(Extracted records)
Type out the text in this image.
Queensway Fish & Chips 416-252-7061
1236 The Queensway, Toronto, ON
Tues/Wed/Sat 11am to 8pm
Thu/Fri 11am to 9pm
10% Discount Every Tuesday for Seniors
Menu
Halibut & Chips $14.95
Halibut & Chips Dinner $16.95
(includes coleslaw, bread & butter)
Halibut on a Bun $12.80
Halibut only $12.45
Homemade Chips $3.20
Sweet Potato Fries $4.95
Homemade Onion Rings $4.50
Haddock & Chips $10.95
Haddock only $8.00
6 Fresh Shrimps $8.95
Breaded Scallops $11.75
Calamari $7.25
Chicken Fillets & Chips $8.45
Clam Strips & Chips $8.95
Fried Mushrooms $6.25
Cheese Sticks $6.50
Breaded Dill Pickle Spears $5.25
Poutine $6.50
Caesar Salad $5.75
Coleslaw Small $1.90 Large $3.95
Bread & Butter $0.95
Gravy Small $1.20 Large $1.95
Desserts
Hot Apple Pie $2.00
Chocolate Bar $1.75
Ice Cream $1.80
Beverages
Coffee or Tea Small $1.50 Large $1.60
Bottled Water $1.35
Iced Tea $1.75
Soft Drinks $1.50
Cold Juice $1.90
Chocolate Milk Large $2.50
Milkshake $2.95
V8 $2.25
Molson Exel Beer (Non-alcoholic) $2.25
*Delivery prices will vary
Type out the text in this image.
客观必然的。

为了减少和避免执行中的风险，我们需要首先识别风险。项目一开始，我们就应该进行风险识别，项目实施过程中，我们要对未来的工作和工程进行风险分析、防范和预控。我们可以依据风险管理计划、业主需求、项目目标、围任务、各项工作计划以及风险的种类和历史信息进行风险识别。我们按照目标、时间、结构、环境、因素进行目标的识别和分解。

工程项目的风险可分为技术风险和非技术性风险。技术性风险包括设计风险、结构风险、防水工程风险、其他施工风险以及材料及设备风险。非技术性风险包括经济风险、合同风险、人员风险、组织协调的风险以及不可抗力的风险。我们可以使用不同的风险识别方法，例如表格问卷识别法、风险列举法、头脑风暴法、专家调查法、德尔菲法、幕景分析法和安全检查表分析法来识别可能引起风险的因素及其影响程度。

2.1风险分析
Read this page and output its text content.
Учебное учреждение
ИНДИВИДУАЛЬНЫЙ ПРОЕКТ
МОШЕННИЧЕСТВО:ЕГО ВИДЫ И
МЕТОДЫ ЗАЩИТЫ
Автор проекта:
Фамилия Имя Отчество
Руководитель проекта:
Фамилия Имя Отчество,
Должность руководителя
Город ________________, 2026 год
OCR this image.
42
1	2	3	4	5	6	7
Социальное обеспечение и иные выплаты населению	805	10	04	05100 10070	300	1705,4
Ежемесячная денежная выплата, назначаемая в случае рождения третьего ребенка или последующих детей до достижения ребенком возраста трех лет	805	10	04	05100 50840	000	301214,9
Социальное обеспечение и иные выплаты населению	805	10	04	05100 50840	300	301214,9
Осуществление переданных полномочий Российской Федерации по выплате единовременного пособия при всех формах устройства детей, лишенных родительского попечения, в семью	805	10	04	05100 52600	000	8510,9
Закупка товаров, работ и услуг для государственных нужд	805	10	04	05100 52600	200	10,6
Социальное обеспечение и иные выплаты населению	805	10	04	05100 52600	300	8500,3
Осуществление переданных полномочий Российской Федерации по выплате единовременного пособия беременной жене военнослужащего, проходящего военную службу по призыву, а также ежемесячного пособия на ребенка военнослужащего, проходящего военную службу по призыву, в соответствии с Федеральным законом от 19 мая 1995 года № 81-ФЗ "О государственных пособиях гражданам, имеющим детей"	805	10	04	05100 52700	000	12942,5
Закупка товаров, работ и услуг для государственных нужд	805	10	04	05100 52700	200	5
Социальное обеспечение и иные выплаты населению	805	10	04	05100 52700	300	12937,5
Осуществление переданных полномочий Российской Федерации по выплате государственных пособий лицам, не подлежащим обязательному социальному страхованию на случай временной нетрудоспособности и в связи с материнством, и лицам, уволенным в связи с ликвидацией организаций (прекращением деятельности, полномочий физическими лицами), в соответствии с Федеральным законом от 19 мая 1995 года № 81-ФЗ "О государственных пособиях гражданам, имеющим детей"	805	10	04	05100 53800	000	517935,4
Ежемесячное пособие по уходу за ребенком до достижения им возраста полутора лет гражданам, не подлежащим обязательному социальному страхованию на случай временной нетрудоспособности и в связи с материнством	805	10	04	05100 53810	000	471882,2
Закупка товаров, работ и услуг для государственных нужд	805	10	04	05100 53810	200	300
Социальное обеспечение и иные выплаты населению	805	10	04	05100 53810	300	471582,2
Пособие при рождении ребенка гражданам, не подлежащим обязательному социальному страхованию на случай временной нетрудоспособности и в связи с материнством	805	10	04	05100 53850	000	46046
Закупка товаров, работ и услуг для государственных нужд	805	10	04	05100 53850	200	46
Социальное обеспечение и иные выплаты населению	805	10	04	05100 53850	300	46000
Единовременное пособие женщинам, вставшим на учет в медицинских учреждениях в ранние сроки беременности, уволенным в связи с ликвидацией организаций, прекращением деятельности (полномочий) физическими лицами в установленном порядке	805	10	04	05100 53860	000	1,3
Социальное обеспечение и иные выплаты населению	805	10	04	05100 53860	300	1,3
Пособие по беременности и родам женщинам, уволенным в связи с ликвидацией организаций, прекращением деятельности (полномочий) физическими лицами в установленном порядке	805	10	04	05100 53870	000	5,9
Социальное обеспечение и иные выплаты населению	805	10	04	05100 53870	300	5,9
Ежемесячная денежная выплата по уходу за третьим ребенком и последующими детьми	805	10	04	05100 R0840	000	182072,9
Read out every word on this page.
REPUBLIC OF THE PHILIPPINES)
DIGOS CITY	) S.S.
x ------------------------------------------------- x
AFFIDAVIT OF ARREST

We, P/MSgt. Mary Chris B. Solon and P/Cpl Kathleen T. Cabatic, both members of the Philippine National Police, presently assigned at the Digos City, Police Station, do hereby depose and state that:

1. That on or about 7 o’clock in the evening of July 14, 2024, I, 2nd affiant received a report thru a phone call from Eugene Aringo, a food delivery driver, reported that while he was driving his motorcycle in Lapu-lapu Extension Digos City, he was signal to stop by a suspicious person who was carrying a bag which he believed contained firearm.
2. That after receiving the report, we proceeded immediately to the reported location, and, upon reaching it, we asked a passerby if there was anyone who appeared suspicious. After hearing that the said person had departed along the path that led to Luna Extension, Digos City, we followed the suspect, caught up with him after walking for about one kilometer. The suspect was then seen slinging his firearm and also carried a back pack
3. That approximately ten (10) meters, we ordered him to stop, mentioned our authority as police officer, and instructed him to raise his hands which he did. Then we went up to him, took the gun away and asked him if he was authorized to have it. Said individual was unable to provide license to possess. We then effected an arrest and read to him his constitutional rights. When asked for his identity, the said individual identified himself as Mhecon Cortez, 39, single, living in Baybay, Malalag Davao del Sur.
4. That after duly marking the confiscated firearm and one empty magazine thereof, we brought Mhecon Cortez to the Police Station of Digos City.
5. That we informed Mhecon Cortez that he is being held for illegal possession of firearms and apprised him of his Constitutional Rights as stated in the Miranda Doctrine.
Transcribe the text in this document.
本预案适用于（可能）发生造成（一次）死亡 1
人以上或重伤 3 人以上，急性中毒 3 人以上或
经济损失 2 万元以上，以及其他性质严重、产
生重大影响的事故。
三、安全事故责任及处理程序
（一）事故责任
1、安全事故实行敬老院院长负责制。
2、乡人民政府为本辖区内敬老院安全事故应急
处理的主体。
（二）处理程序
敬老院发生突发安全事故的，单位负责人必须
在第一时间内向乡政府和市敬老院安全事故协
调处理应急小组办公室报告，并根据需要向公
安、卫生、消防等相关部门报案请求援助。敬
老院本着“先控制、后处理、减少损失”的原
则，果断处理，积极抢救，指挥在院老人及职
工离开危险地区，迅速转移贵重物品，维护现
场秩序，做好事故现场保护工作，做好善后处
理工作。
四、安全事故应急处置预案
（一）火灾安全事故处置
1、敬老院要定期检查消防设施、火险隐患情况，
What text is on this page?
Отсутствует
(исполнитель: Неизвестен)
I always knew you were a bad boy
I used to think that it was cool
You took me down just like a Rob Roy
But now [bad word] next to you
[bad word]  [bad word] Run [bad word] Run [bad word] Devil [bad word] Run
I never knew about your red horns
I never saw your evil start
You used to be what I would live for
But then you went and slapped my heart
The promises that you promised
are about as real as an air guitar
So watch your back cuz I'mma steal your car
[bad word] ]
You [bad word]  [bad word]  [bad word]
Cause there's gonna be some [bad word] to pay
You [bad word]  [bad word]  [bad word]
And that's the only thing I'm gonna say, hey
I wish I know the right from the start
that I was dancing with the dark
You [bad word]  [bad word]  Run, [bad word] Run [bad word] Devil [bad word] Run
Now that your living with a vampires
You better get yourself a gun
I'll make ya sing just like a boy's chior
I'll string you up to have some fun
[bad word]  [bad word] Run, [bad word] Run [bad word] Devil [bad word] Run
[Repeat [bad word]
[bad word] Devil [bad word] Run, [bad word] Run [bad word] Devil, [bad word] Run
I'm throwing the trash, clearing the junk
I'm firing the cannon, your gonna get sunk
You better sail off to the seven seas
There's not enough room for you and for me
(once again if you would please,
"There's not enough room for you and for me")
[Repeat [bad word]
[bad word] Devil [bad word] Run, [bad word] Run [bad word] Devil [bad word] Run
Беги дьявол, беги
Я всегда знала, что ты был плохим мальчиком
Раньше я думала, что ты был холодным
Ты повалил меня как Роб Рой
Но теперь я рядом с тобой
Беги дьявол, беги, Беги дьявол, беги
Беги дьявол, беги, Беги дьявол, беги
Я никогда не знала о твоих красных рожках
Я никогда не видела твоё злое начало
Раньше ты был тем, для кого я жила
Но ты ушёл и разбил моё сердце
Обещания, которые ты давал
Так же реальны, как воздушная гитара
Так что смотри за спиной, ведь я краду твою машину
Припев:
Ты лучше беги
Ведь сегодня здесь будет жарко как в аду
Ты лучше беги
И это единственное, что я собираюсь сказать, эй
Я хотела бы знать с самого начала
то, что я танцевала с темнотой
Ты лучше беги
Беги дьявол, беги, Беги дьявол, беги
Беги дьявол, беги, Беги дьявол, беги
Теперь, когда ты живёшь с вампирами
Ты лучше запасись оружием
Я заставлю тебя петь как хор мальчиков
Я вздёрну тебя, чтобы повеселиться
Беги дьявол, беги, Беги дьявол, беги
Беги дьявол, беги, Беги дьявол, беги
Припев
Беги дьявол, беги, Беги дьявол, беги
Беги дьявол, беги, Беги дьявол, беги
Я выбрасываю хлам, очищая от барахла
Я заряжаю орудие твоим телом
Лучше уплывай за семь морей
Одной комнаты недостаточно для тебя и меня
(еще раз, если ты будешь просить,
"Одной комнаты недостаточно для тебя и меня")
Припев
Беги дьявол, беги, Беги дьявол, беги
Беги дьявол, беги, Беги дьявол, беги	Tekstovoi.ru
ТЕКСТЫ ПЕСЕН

# WRITTEN REQUEST
From the listing above, copy all lines holding the word "товаров".

# WRITTEN ANSWER
Закупка товаров, работ и услуг для государственных нужд	805	10	04	05100 52600	200	10,6
Закупка товаров, работ и услуг для государственных нужд	805	10	04	05100 52700	200	5
Закупка товаров, работ и услуг для государственных нужд	805	10	04	05100 53810	200	300
Закупка товаров, работ и услуг для государственных нужд	805	10	04	05100 53850	200	46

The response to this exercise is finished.